_Data items_
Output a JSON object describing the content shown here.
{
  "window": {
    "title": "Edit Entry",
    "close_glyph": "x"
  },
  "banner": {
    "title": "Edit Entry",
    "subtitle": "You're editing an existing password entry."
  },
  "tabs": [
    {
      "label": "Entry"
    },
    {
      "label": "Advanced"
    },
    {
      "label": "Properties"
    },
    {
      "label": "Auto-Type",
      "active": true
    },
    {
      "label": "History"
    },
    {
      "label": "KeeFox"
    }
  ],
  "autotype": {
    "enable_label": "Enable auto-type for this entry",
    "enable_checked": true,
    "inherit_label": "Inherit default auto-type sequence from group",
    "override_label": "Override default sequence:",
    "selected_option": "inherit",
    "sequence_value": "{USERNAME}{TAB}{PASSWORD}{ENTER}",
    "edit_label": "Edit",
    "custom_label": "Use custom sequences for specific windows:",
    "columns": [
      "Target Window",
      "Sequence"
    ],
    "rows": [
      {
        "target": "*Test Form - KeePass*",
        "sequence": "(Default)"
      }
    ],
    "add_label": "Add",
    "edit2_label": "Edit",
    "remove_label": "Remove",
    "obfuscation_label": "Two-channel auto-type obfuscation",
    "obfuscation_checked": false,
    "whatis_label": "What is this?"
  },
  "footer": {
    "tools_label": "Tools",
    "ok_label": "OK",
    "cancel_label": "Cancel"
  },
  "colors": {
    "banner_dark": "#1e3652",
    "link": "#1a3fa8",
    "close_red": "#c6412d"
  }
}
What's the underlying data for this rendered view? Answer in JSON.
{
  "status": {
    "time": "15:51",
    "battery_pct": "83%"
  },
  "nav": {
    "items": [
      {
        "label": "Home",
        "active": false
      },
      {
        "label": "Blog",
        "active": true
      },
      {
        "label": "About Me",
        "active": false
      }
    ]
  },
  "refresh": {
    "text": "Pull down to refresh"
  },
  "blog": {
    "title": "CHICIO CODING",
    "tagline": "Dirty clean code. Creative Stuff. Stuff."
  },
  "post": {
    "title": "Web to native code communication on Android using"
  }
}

_Given instruction_
Extract every line from the one containing "What's the underlying" through the last line of the data, inclusive, exactly as written.

_Exercise solution_
What's the underlying data for this rendered view? Answer in JSON.
{
  "status": {
    "time": "15:51",
    "battery_pct": "83%"
  },
  "nav": {
    "items": [
      {
        "label": "Home",
        "active": false
      },
      {
        "label": "Blog",
        "active": true
      },
      {
        "label": "About Me",
        "active": false
      }
    ]
  },
  "refresh": {
    "text": "Pull down to refresh"
  },
  "blog": {
    "title": "CHICIO CODING",
    "tagline": "Dirty clean code. Creative Stuff. Stuff."
  },
  "post": {
    "title": "Web to native code communication on Android using"
  }
}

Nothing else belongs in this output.